* Data for this task *
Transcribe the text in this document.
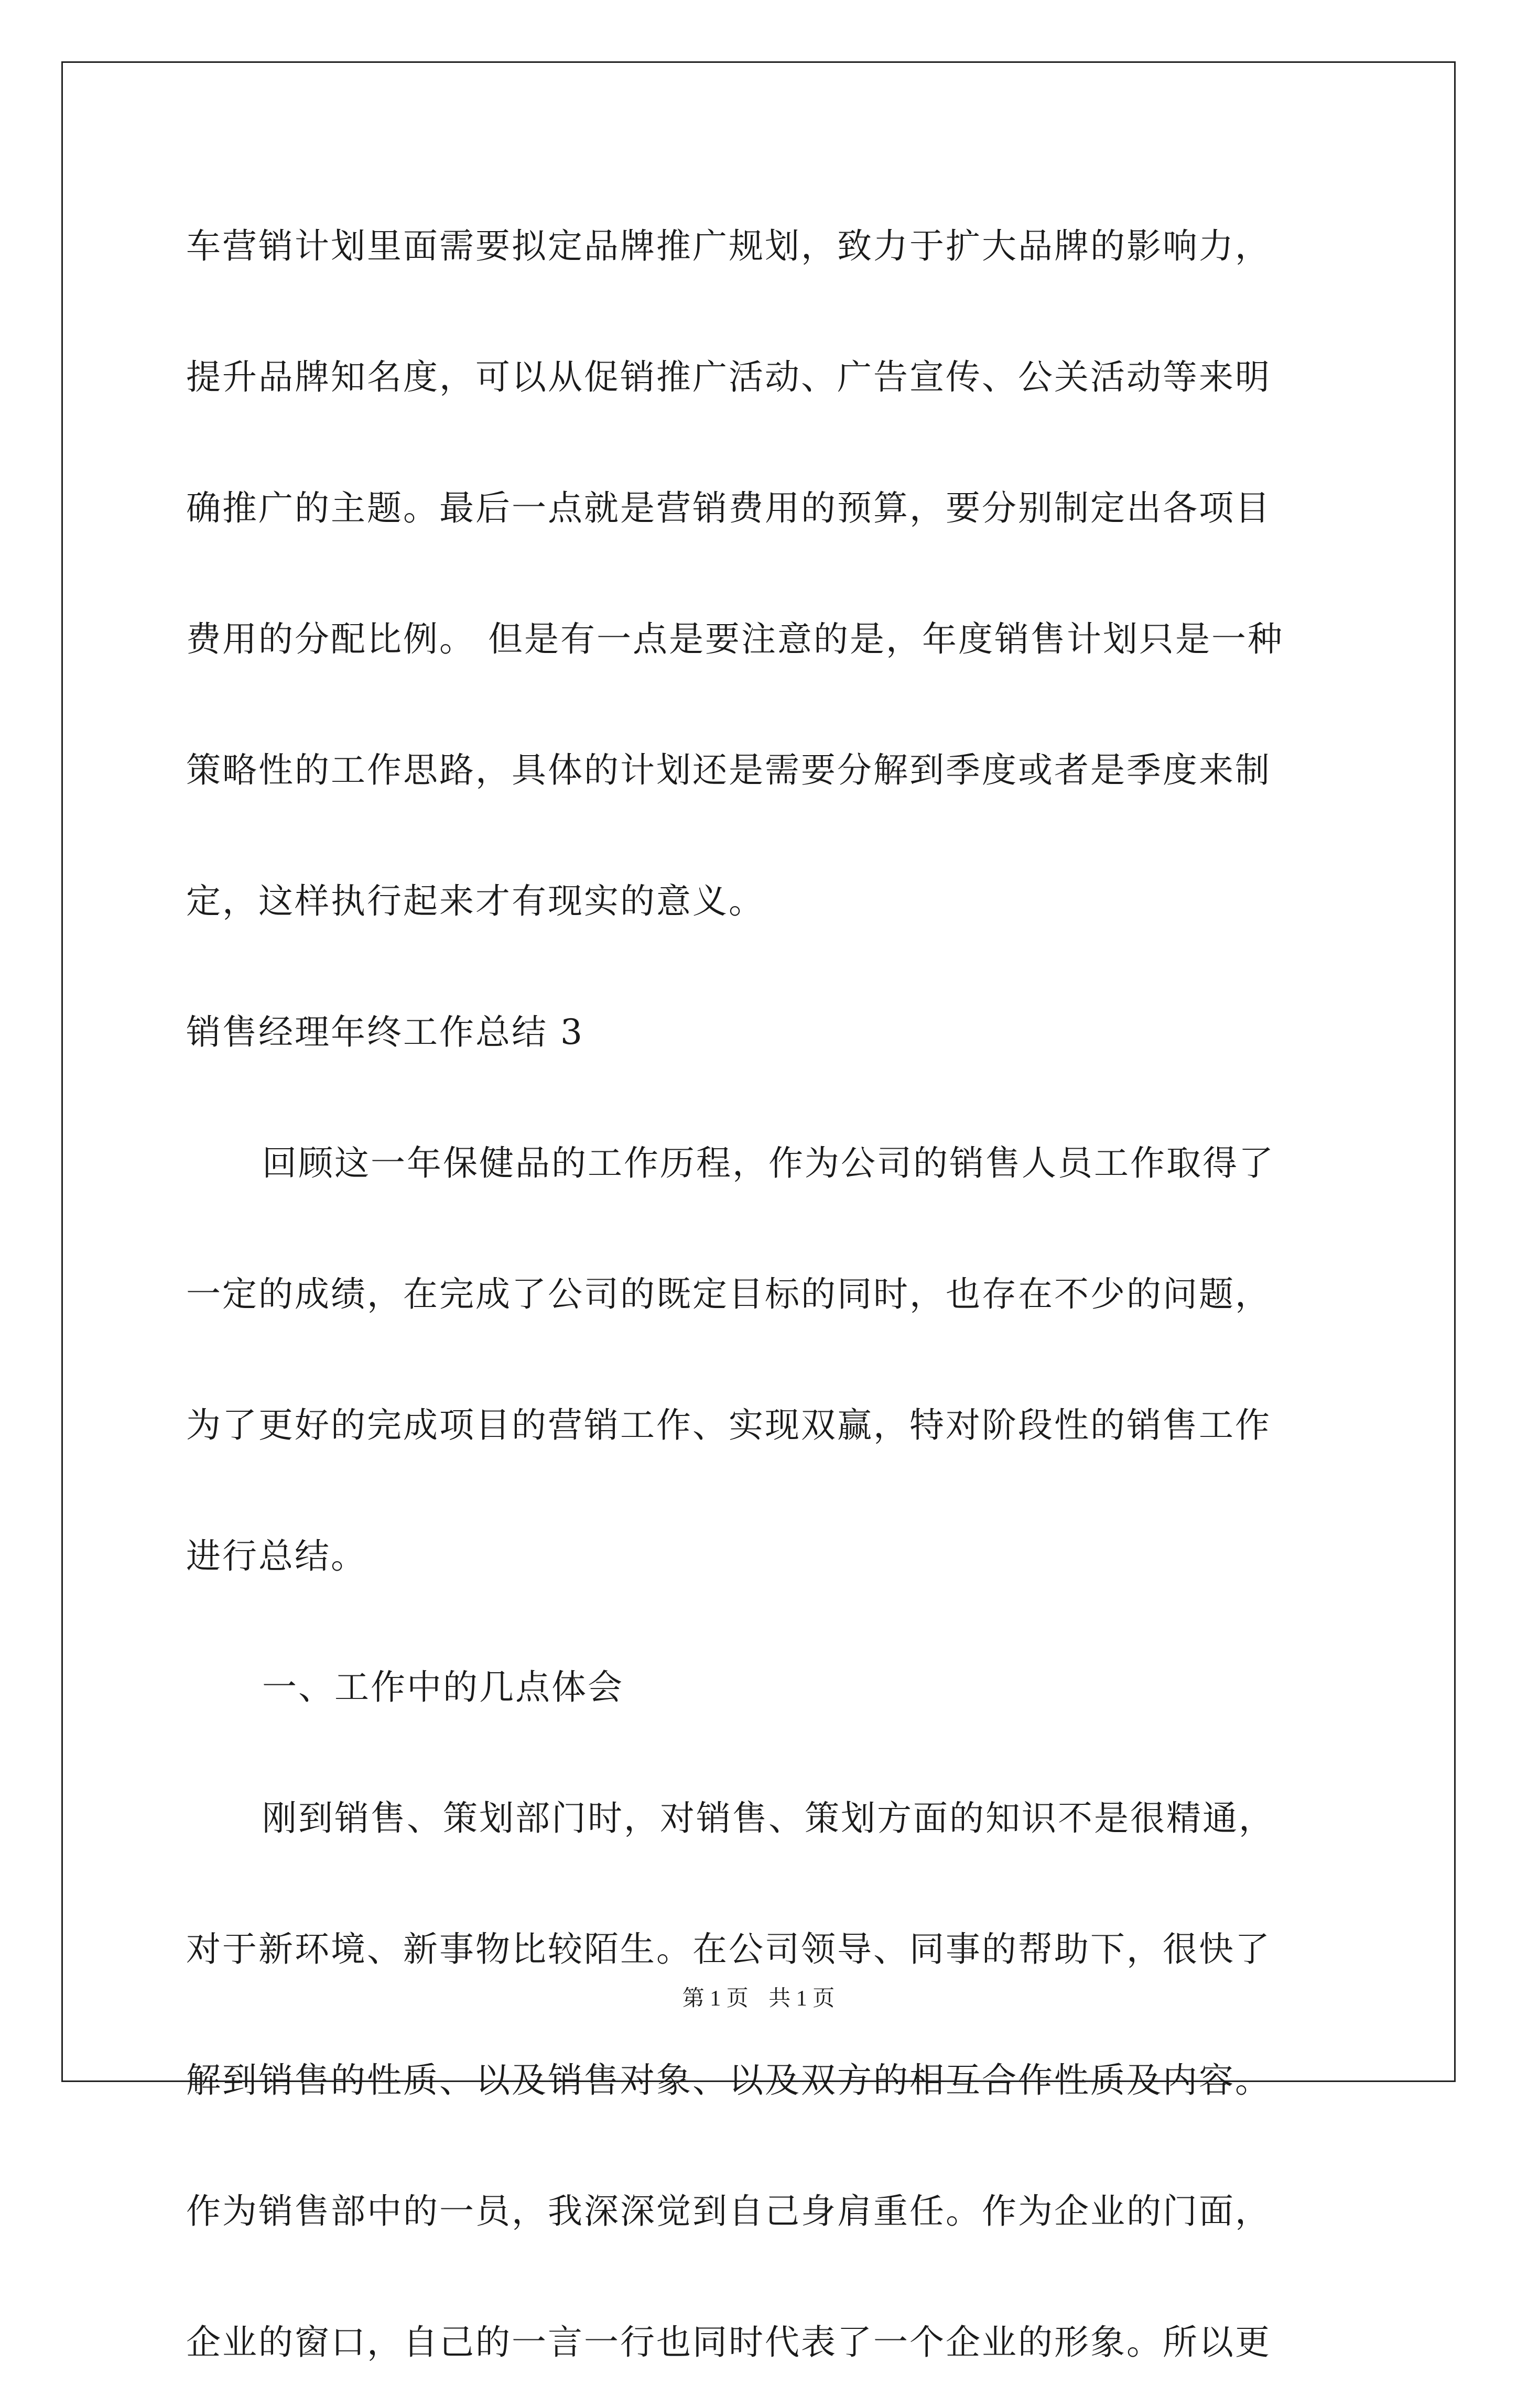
车营销计划里面需要拟定品牌推广规划，致力于扩大品牌的影响力，
提升品牌知名度，可以从促销推广活动、广告宣传、公关活动等来明
确推广的主题。最后一点就是营销费用的预算，要分别制定出各项目
费用的分配比例。 但是有一点是要注意的是，年度销售计划只是一种
策略性的工作思路，具体的计划还是需要分解到季度或者是季度来制
定，这样执行起来才有现实的意义。
销售经理年终工作总结 3
回顾这一年保健品的工作历程，作为公司的销售人员工作取得了
一定的成绩，在完成了公司的既定目标的同时，也存在不少的问题，
为了更好的完成项目的营销工作、实现双赢，特对阶段性的销售工作
进行总结。
一、工作中的几点体会
刚到销售、策划部门时，对销售、策划方面的知识不是很精通，
对于新环境、新事物比较陌生。在公司领导、同事的帮助下，很快了
解到销售的性质、以及销售对象、以及双方的相互合作性质及内容。
作为销售部中的一员，我深深觉到自己身肩重任。作为企业的门面，
企业的窗口，自己的一言一行也同时代表了一个企业的形象。所以更
第 1 页 共 1 页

* Task instructions *
Quote the records in their entirety, keeping the wording exact and excluding pictures.

* Output of the task *
Transcribe the text in this document.
车营销计划里面需要拟定品牌推广规划，致力于扩大品牌的影响力，
提升品牌知名度，可以从促销推广活动、广告宣传、公关活动等来明
确推广的主题。最后一点就是营销费用的预算，要分别制定出各项目
费用的分配比例。 但是有一点是要注意的是，年度销售计划只是一种
策略性的工作思路，具体的计划还是需要分解到季度或者是季度来制
定，这样执行起来才有现实的意义。
销售经理年终工作总结 3
回顾这一年保健品的工作历程，作为公司的销售人员工作取得了
一定的成绩，在完成了公司的既定目标的同时，也存在不少的问题，
为了更好的完成项目的营销工作、实现双赢，特对阶段性的销售工作
进行总结。
一、工作中的几点体会
刚到销售、策划部门时，对销售、策划方面的知识不是很精通，
对于新环境、新事物比较陌生。在公司领导、同事的帮助下，很快了
解到销售的性质、以及销售对象、以及双方的相互合作性质及内容。
作为销售部中的一员，我深深觉到自己身肩重任。作为企业的门面，
企业的窗口，自己的一言一行也同时代表了一个企业的形象。所以更
第 1 页 共 1 页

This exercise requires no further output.